— start Information provided —

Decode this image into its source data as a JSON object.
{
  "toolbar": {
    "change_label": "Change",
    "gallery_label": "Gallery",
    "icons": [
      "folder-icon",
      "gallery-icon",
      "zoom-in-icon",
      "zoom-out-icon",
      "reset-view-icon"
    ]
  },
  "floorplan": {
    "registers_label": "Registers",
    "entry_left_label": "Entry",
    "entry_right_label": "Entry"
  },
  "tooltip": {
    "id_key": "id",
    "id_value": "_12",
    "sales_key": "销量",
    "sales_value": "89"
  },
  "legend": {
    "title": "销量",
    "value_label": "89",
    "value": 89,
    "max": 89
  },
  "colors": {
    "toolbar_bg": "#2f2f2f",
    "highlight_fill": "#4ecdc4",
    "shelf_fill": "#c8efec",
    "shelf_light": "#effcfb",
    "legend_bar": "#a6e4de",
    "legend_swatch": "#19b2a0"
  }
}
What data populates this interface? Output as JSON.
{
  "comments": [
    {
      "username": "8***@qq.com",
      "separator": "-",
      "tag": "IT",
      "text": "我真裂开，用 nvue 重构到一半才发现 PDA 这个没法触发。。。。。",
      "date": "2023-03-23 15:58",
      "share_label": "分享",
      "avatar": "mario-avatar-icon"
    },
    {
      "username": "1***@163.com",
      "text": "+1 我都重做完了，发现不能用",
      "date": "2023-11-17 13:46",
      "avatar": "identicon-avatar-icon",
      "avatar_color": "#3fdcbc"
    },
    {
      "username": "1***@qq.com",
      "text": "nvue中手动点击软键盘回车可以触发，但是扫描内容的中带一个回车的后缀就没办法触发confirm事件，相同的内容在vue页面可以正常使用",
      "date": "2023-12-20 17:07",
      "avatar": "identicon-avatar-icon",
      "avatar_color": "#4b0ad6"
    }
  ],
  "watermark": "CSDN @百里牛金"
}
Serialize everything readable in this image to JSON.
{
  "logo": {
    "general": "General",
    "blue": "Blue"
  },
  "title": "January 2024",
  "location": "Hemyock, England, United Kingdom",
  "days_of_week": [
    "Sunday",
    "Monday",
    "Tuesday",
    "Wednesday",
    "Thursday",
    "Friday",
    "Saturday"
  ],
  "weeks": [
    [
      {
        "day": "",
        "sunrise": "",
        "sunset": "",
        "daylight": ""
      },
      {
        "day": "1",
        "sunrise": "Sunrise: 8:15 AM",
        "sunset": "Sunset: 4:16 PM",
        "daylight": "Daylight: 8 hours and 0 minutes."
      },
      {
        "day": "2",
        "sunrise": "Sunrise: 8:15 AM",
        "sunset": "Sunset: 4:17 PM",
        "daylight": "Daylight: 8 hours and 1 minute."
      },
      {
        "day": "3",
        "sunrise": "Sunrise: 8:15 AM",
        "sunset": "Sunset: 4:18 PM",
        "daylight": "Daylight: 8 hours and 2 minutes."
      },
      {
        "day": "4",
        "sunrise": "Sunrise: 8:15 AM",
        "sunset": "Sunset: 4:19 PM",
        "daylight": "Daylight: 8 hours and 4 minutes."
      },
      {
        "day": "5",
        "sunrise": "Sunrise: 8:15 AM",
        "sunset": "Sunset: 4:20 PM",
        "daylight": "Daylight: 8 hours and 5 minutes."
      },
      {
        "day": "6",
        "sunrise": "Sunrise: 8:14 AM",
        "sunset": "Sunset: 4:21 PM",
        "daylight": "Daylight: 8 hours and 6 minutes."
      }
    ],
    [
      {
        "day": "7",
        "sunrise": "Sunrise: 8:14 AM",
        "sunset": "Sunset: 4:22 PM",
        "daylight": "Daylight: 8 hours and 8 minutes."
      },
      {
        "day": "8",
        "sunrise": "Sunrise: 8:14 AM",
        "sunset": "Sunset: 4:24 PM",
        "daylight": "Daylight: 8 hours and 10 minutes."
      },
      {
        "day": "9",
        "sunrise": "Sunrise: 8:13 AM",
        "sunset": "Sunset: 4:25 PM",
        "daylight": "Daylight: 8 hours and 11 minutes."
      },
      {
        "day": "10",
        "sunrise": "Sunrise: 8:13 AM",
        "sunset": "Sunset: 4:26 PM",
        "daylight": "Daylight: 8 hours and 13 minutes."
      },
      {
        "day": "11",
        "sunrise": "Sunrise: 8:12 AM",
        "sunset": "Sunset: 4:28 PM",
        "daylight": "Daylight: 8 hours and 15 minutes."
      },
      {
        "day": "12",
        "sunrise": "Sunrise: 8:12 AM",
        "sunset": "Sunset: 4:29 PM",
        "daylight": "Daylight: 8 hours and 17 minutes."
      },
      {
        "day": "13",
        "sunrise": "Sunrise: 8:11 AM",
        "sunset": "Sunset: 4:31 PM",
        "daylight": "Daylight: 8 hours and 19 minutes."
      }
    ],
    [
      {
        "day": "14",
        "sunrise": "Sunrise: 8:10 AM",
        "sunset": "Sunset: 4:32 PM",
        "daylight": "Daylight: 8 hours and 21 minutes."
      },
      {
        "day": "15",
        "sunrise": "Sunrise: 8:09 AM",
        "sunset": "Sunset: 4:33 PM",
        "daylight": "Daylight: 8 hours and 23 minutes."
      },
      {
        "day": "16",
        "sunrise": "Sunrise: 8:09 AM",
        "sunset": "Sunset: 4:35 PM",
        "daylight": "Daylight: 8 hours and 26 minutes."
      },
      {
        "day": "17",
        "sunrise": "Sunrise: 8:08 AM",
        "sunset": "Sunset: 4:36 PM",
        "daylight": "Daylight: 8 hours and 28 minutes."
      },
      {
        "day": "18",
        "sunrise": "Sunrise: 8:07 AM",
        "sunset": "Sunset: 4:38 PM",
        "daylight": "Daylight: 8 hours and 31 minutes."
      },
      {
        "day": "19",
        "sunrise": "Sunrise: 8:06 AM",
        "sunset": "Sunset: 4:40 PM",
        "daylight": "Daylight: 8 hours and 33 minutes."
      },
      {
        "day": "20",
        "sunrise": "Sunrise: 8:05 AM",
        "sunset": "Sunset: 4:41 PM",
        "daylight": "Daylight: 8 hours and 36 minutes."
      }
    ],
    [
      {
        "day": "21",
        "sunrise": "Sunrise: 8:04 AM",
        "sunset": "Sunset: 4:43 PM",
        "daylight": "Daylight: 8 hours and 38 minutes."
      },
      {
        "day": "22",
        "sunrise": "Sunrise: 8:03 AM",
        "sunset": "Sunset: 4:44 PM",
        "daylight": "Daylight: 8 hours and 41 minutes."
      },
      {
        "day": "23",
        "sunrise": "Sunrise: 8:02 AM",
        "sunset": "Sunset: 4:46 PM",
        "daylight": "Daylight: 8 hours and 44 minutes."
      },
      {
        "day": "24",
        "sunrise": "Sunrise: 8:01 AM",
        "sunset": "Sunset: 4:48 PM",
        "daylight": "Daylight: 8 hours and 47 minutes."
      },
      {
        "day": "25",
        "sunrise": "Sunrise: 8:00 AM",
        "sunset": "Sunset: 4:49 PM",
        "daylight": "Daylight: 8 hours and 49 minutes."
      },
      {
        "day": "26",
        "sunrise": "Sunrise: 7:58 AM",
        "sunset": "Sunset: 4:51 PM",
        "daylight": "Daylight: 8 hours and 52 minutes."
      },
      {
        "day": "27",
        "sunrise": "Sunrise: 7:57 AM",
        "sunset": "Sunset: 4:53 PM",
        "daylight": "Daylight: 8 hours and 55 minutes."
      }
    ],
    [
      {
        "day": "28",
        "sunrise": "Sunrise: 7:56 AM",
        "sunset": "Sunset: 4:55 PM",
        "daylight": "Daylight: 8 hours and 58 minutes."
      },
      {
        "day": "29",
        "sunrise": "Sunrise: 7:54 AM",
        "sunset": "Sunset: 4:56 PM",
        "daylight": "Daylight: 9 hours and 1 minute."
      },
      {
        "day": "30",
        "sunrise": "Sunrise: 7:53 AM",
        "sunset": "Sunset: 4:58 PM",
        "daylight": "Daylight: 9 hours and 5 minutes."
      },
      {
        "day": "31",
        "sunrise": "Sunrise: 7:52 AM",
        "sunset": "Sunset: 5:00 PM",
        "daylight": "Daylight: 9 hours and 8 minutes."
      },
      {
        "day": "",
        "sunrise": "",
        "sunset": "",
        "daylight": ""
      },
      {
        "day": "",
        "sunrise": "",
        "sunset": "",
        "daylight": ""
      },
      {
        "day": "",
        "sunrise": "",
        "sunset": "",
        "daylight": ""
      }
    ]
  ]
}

— end Information provided —

▸ **Short task**
Copy each line holding the word "this" from the listing above.

▸ **Written solution**
Decode this image into its source data as a JSON object.
What data populates this interface? Output as JSON.
Serialize everything readable in this image to JSON.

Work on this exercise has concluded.